(Raw records)
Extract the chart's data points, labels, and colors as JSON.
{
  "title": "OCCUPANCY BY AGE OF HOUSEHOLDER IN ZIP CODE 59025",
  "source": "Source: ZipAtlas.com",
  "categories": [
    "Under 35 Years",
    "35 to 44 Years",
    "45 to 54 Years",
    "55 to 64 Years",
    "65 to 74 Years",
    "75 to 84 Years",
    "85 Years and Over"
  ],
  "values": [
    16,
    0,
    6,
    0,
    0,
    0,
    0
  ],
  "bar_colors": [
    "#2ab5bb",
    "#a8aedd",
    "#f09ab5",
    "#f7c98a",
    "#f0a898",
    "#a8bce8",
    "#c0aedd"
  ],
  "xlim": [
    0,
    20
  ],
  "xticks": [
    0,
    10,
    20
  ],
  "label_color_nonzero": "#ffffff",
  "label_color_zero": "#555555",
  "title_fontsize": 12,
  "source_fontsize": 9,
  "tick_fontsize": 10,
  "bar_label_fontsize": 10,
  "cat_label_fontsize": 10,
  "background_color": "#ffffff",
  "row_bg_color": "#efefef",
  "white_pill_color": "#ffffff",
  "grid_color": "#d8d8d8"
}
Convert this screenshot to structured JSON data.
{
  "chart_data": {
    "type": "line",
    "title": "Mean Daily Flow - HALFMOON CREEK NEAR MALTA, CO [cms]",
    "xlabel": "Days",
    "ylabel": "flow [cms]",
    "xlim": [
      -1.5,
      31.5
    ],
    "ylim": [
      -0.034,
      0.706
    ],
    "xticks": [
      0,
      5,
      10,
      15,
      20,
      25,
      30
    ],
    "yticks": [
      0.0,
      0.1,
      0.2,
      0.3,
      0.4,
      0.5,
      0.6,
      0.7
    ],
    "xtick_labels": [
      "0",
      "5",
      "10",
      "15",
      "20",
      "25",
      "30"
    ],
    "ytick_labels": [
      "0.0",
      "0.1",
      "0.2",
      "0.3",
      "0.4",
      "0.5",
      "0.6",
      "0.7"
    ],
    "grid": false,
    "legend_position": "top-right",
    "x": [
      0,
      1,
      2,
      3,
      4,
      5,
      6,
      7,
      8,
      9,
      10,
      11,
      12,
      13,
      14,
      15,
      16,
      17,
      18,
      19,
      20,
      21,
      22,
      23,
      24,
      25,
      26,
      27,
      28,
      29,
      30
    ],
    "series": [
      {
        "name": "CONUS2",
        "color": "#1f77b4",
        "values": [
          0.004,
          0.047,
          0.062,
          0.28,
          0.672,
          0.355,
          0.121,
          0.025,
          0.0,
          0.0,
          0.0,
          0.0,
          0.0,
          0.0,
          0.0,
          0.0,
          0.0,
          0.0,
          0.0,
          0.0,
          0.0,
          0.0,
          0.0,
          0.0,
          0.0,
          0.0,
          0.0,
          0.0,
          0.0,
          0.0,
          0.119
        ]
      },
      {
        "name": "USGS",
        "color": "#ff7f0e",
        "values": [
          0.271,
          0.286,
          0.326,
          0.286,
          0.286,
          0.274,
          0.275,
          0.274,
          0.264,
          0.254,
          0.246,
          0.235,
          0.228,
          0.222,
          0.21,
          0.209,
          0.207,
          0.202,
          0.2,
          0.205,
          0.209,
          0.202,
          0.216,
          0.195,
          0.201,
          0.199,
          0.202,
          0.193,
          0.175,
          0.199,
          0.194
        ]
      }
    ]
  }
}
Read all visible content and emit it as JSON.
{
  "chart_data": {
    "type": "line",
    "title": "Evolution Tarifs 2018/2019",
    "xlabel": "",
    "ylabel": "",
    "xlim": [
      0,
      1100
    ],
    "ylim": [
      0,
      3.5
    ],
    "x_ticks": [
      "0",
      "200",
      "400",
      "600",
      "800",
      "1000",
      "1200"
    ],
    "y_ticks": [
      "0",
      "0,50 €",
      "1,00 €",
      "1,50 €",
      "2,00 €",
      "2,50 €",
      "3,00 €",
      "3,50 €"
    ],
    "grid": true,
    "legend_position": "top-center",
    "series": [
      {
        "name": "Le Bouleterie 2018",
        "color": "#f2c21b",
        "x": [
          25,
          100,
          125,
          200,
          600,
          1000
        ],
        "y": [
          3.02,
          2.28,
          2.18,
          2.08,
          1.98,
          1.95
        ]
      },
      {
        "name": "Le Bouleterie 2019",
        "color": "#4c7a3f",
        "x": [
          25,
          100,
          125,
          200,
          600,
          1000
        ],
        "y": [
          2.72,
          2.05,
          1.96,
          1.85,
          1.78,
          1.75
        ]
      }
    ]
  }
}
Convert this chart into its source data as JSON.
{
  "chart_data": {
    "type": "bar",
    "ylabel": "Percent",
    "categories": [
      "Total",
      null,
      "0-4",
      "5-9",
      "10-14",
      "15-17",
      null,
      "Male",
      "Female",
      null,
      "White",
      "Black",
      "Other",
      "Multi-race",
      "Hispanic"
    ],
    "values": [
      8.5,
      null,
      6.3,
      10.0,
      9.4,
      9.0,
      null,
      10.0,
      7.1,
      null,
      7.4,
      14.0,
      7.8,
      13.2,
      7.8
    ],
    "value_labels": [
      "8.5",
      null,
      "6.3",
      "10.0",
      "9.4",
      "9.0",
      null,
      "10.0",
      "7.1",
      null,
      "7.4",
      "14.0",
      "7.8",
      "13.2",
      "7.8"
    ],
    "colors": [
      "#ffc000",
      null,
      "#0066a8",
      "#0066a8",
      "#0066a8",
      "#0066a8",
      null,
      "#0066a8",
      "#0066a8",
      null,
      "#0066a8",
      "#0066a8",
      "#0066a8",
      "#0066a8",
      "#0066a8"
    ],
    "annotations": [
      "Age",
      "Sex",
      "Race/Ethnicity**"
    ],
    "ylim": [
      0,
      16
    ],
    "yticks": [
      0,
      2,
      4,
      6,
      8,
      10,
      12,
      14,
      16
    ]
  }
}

» **THE REQUEST**
Find the word "Years" in the entries above and gather every line that holds it.

» **FULL ANSWER**
    "Under 35 Years",
    "35 to 44 Years",
    "45 to 54 Years",
    "55 to 64 Years",
    "65 to 74 Years",
    "75 to 84 Years",
    "85 Years and Over"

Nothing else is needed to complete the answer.